List each line of the data that holds the word "Computer".

%%

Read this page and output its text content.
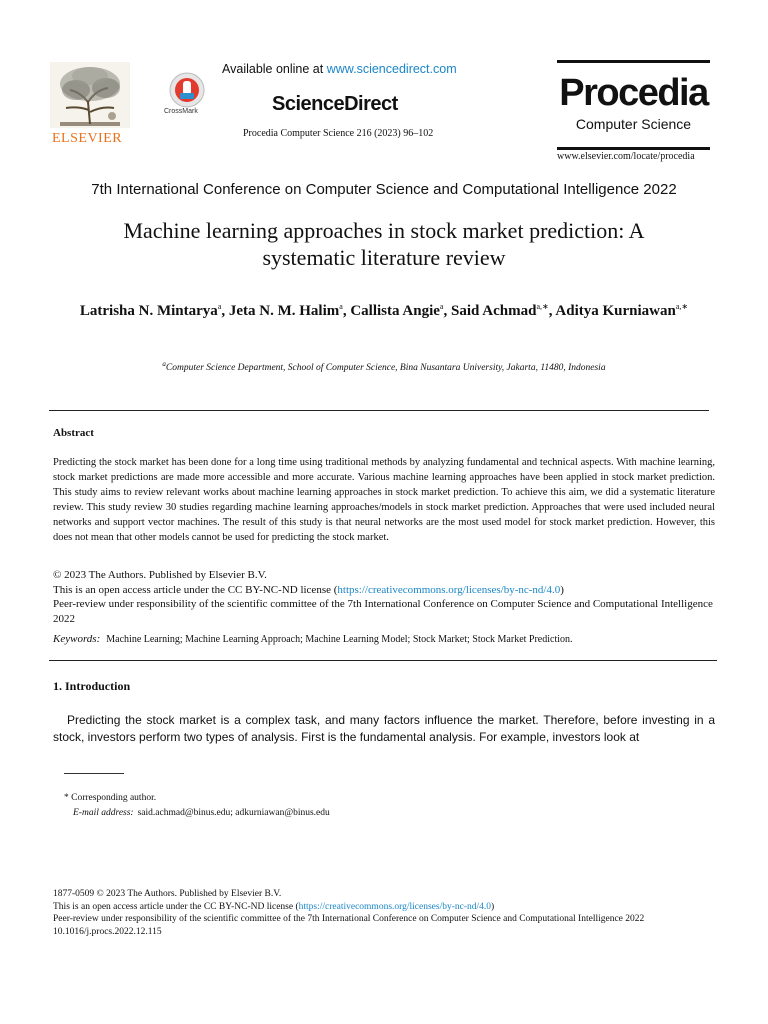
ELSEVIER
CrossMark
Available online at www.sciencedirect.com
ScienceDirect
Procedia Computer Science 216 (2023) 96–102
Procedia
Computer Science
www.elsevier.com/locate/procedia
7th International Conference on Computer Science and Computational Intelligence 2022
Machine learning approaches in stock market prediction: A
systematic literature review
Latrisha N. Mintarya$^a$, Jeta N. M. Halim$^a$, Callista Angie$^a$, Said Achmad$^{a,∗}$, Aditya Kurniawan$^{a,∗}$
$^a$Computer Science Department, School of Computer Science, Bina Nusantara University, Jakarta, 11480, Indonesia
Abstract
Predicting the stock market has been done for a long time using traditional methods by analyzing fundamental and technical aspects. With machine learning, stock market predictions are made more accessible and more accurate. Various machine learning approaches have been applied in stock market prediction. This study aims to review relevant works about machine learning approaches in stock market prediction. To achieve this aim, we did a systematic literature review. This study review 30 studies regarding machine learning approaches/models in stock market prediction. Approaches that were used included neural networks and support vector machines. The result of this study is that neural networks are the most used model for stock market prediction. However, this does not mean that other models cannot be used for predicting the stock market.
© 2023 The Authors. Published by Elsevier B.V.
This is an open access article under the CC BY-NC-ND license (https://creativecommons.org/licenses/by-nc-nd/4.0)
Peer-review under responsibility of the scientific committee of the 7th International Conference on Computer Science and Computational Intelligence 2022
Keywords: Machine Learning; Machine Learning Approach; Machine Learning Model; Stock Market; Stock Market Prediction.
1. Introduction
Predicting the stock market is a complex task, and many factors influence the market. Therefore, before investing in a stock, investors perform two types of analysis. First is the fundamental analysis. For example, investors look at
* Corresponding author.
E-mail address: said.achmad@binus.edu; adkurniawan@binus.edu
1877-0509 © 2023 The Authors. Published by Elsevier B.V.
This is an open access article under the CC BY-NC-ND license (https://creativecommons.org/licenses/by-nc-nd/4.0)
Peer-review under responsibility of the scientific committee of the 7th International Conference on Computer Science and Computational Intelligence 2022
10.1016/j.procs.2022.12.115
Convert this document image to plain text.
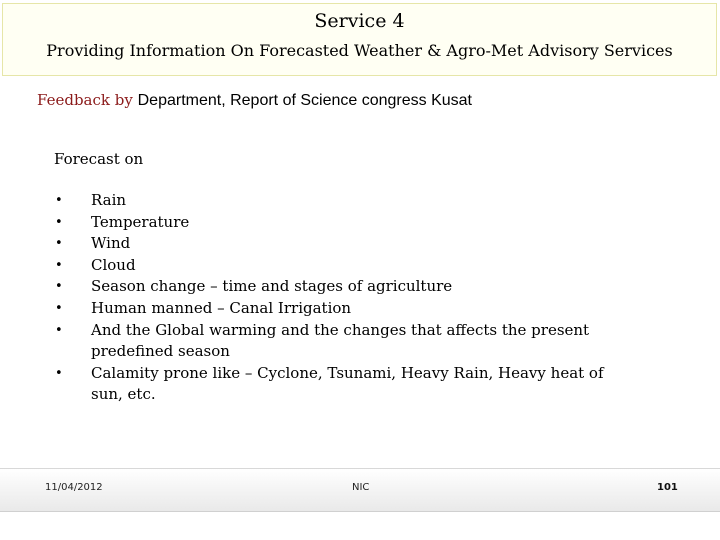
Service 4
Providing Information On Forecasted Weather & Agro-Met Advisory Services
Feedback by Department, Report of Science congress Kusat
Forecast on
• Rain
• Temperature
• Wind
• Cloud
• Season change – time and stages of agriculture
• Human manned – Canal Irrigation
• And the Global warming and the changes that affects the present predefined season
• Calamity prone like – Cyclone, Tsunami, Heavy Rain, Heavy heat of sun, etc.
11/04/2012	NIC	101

%%

Task solution:
Procedia Computer Science 216 (2023) 96–102
Computer Science
7th International Conference on Computer Science and Computational Intelligence 2022
$^a$Computer Science Department, School of Computer Science, Bina Nusantara University, Jakarta, 11480, Indonesia
Peer-review under responsibility of the scientific committee of the 7th International Conference on Computer Science and Computational Intelligence 2022
Peer-review under responsibility of the scientific committee of the 7th International Conference on Computer Science and Computational Intelligence 2022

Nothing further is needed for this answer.